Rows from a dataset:
------------------------------
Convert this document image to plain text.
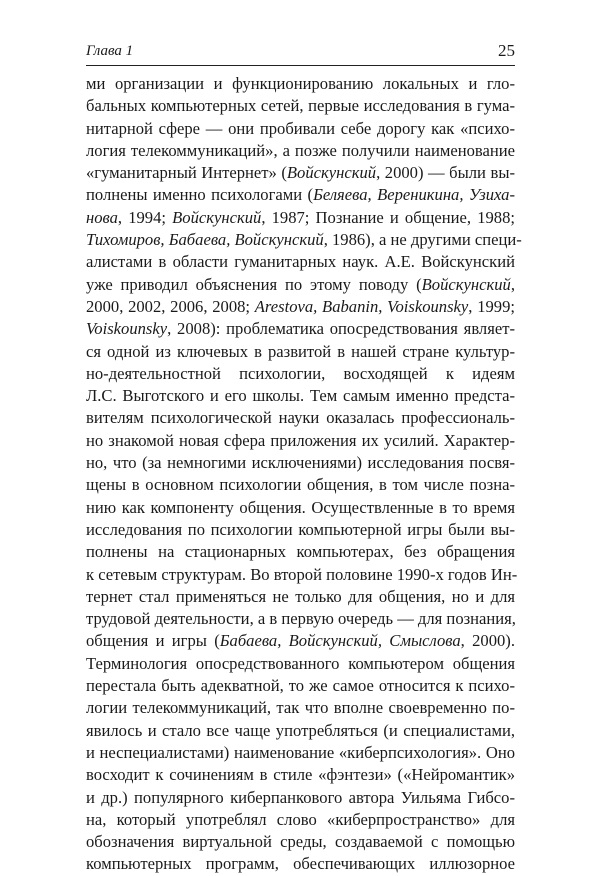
Глава 1	25
ми организации и функционированию локальных и гло-
бальных компьютерных сетей, первые исследования в гума-
нитарной сфере — они пробивали себе дорогу как «психо-
логия телекоммуникаций», а позже получили наименование
«гуманитарный Интернет» (Войскунский, 2000) — были вы-
полнены именно психологами (Беляева, Вереникина, Узиха-
нова, 1994; Войскунский, 1987; Познание и общение, 1988;
Тихомиров, Бабаева, Войскунский, 1986), а не другими специ-
алистами в области гуманитарных наук. А.Е. Войскунский
уже приводил объяснения по этому поводу (Войскунский,
2000, 2002, 2006, 2008; Arestova, Babanin, Voiskounsky, 1999;
Voiskounsky, 2008): проблематика опосредствования являет-
ся одной из ключевых в развитой в нашей стране культур-
но-деятельностной психологии, восходящей к идеям
Л.С. Выготского и его школы. Тем самым именно предста-
вителям психологической науки оказалась профессиональ-
но знакомой новая сфера приложения их усилий. Характер-
но, что (за немногими исключениями) исследования посвя-
щены в основном психологии общения, в том числе позна-
нию как компоненту общения. Осуществленные в то время
исследования по психологии компьютерной игры были вы-
полнены на стационарных компьютерах, без обращения
к сетевым структурам. Во второй половине 1990-х годов Ин-
тернет стал применяться не только для общения, но и для
трудовой деятельности, а в первую очередь — для познания,
общения и игры (Бабаева, Войскунский, Смыслова, 2000).
Терминология опосредствованного компьютером общения
перестала быть адекватной, то же самое относится к психо-
логии телекоммуникаций, так что вполне своевременно по-
явилось и стало все чаще употребляться (и специалистами,
и неспециалистами) наименование «киберпсихология». Оно
восходит к сочинениям в стиле «фэнтези» («Нейромантик»
и др.) популярного киберпанкового автора Уильяма Гибсо-
на, который употреблял слово «киберпространство» для
обозначения виртуальной среды, создаваемой с помощью
компьютерных программ, обеспечивающих иллюзорное
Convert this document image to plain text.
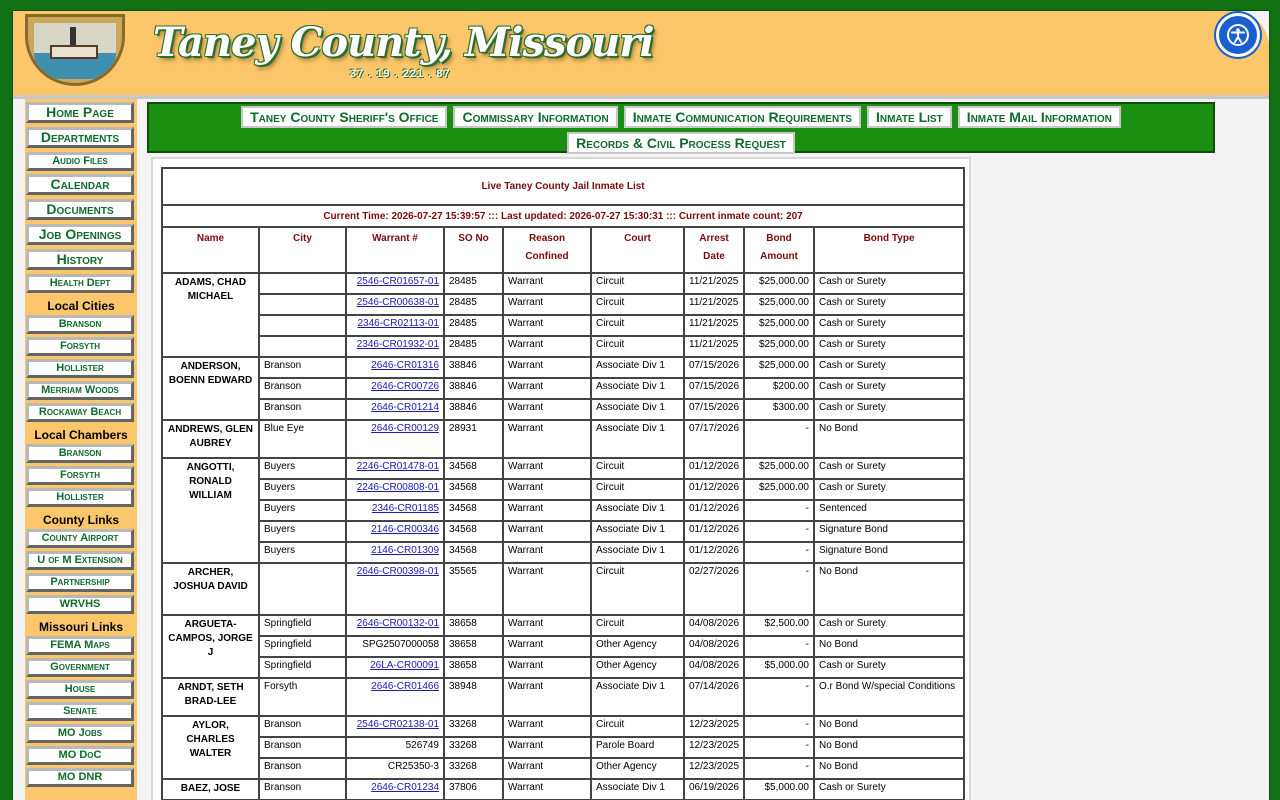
Taney County, Missouri
37 . 19 . 221 . 87
Home Page
Departments
Audio Files
Calendar
Documents
Job Openings
History
Health Dept
Local Cities
Branson
Forsyth
Hollister
Merriam Woods
Rockaway Beach
Local Chambers
Branson
Forsyth
Hollister
County Links
County Airport
U of M Extension
Partnership
WRVHS
Missouri Links
FEMA Maps
Government
House
Senate
MO Jobs
MO DoC
MO DNR
Taney County Sheriff's Office	Commissary Information	Inmate Communication Requirements	Inmate List	Inmate Mail Information
Records & Civil Process Request
Live Taney County Jail Inmate List								
Current Time: 2026-07-27 15:39:57 ::: Last updated: 2026-07-27 15:30:31 ::: Current inmate count: 207								
Name	City	Warrant #	SO No	Reason Confined	Court	Arrest Date	Bond Amount	Bond Type
ADAMS, CHAD MICHAEL		2546-CR01657-01	28485	Warrant	Circuit	11/21/2025	$25,000.00	Cash or Surety
		2546-CR00638-01	28485	Warrant	Circuit	11/21/2025	$25,000.00	Cash or Surety
		2346-CR02113-01	28485	Warrant	Circuit	11/21/2025	$25,000.00	Cash or Surety
		2346-CR01932-01	28485	Warrant	Circuit	11/21/2025	$25,000.00	Cash or Surety
ANDERSON, BOENN EDWARD	Branson	2646-CR01316	38846	Warrant	Associate Div 1	07/15/2026	$25,000.00	Cash or Surety
	Branson	2646-CR00726	38846	Warrant	Associate Div 1	07/15/2026	$200.00	Cash or Surety
	Branson	2646-CR01214	38846	Warrant	Associate Div 1	07/15/2026	$300.00	Cash or Surety
ANDREWS, GLEN AUBREY	Blue Eye	2646-CR00129	28931	Warrant	Associate Div 1	07/17/2026	-	No Bond
ANGOTTI, RONALD WILLIAM	Buyers	2246-CR01478-01	34568	Warrant	Circuit	01/12/2026	$25,000.00	Cash or Surety
	Buyers	2246-CR00808-01	34568	Warrant	Circuit	01/12/2026	$25,000.00	Cash or Surety
	Buyers	2346-CR01185	34568	Warrant	Associate Div 1	01/12/2026	-	Sentenced
	Buyers	2146-CR00346	34568	Warrant	Associate Div 1	01/12/2026	-	Signature Bond
	Buyers	2146-CR01309	34568	Warrant	Associate Div 1	01/12/2026	-	Signature Bond
ARCHER, JOSHUA DAVID		2646-CR00398-01	35565	Warrant	Circuit	02/27/2026	-	No Bond
ARGUETA-CAMPOS, JORGE J	Springfield	2646-CR00132-01	38658	Warrant	Circuit	04/08/2026	$2,500.00	Cash or Surety
	Springfield	SPG2507000058	38658	Warrant	Other Agency	04/08/2026	-	No Bond
	Springfield	26LA-CR00091	38658	Warrant	Other Agency	04/08/2026	$5,000.00	Cash or Surety
ARNDT, SETH BRAD-LEE	Forsyth	2646-CR01466	38948	Warrant	Associate Div 1	07/14/2026	-	O.r Bond W/special Conditions
AYLOR, CHARLES WALTER	Branson	2546-CR02138-01	33268	Warrant	Circuit	12/23/2025	-	No Bond
	Branson	526749	33268	Warrant	Parole Board	12/23/2025	-	No Bond
	Branson	CR25350-3	33268	Warrant	Other Agency	12/23/2025	-	No Bond
BAEZ, JOSE	Branson	2646-CR01234	37806	Warrant	Associate Div 1	06/19/2026	$5,000.00	Cash or Surety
------------------------------
> Requirements:
Repeat all of the data above word for word, minus the pictures.

> Expected output:
Convert this document image to plain text.
Глава 1	25
ми организации и функционированию локальных и гло-
бальных компьютерных сетей, первые исследования в гума-
нитарной сфере — они пробивали себе дорогу как «психо-
логия телекоммуникаций», а позже получили наименование
«гуманитарный Интернет» (Войскунский, 2000) — были вы-
полнены именно психологами (Беляева, Вереникина, Узиха-
нова, 1994; Войскунский, 1987; Познание и общение, 1988;
Тихомиров, Бабаева, Войскунский, 1986), а не другими специ-
алистами в области гуманитарных наук. А.Е. Войскунский
уже приводил объяснения по этому поводу (Войскунский,
2000, 2002, 2006, 2008; Arestova, Babanin, Voiskounsky, 1999;
Voiskounsky, 2008): проблематика опосредствования являет-
ся одной из ключевых в развитой в нашей стране культур-
но-деятельностной психологии, восходящей к идеям
Л.С. Выготского и его школы. Тем самым именно предста-
вителям психологической науки оказалась профессиональ-
но знакомой новая сфера приложения их усилий. Характер-
но, что (за немногими исключениями) исследования посвя-
щены в основном психологии общения, в том числе позна-
нию как компоненту общения. Осуществленные в то время
исследования по психологии компьютерной игры были вы-
полнены на стационарных компьютерах, без обращения
к сетевым структурам. Во второй половине 1990-х годов Ин-
тернет стал применяться не только для общения, но и для
трудовой деятельности, а в первую очередь — для познания,
общения и игры (Бабаева, Войскунский, Смыслова, 2000).
Терминология опосредствованного компьютером общения
перестала быть адекватной, то же самое относится к психо-
логии телекоммуникаций, так что вполне своевременно по-
явилось и стало все чаще употребляться (и специалистами,
и неспециалистами) наименование «киберпсихология». Оно
восходит к сочинениям в стиле «фэнтези» («Нейромантик»
и др.) популярного киберпанкового автора Уильяма Гибсо-
на, который употреблял слово «киберпространство» для
обозначения виртуальной среды, создаваемой с помощью
компьютерных программ, обеспечивающих иллюзорное
Convert this document image to plain text.
Taney County, Missouri
37 . 19 . 221 . 87
Home Page
Departments
Audio Files
Calendar
Documents
Job Openings
History
Health Dept
Local Cities
Branson
Forsyth
Hollister
Merriam Woods
Rockaway Beach
Local Chambers
Branson
Forsyth
Hollister
County Links
County Airport
U of M Extension
Partnership
WRVHS
Missouri Links
FEMA Maps
Government
House
Senate
MO Jobs
MO DoC
MO DNR
Taney County Sheriff's Office	Commissary Information	Inmate Communication Requirements	Inmate List	Inmate Mail Information
Records & Civil Process Request
Live Taney County Jail Inmate List								
Current Time: 2026-07-27 15:39:57 ::: Last updated: 2026-07-27 15:30:31 ::: Current inmate count: 207								
Name	City	Warrant #	SO No	Reason Confined	Court	Arrest Date	Bond Amount	Bond Type
ADAMS, CHAD MICHAEL		2546-CR01657-01	28485	Warrant	Circuit	11/21/2025	$25,000.00	Cash or Surety
		2546-CR00638-01	28485	Warrant	Circuit	11/21/2025	$25,000.00	Cash or Surety
		2346-CR02113-01	28485	Warrant	Circuit	11/21/2025	$25,000.00	Cash or Surety
		2346-CR01932-01	28485	Warrant	Circuit	11/21/2025	$25,000.00	Cash or Surety
ANDERSON, BOENN EDWARD	Branson	2646-CR01316	38846	Warrant	Associate Div 1	07/15/2026	$25,000.00	Cash or Surety
	Branson	2646-CR00726	38846	Warrant	Associate Div 1	07/15/2026	$200.00	Cash or Surety
	Branson	2646-CR01214	38846	Warrant	Associate Div 1	07/15/2026	$300.00	Cash or Surety
ANDREWS, GLEN AUBREY	Blue Eye	2646-CR00129	28931	Warrant	Associate Div 1	07/17/2026	-	No Bond
ANGOTTI, RONALD WILLIAM	Buyers	2246-CR01478-01	34568	Warrant	Circuit	01/12/2026	$25,000.00	Cash or Surety
	Buyers	2246-CR00808-01	34568	Warrant	Circuit	01/12/2026	$25,000.00	Cash or Surety
	Buyers	2346-CR01185	34568	Warrant	Associate Div 1	01/12/2026	-	Sentenced
	Buyers	2146-CR00346	34568	Warrant	Associate Div 1	01/12/2026	-	Signature Bond
	Buyers	2146-CR01309	34568	Warrant	Associate Div 1	01/12/2026	-	Signature Bond
ARCHER, JOSHUA DAVID		2646-CR00398-01	35565	Warrant	Circuit	02/27/2026	-	No Bond
ARGUETA-CAMPOS, JORGE J	Springfield	2646-CR00132-01	38658	Warrant	Circuit	04/08/2026	$2,500.00	Cash or Surety
	Springfield	SPG2507000058	38658	Warrant	Other Agency	04/08/2026	-	No Bond
	Springfield	26LA-CR00091	38658	Warrant	Other Agency	04/08/2026	$5,000.00	Cash or Surety
ARNDT, SETH BRAD-LEE	Forsyth	2646-CR01466	38948	Warrant	Associate Div 1	07/14/2026	-	O.r Bond W/special Conditions
AYLOR, CHARLES WALTER	Branson	2546-CR02138-01	33268	Warrant	Circuit	12/23/2025	-	No Bond
	Branson	526749	33268	Warrant	Parole Board	12/23/2025	-	No Bond
	Branson	CR25350-3	33268	Warrant	Other Agency	12/23/2025	-	No Bond
BAEZ, JOSE	Branson	2646-CR01234	37806	Warrant	Associate Div 1	06/19/2026	$5,000.00	Cash or Surety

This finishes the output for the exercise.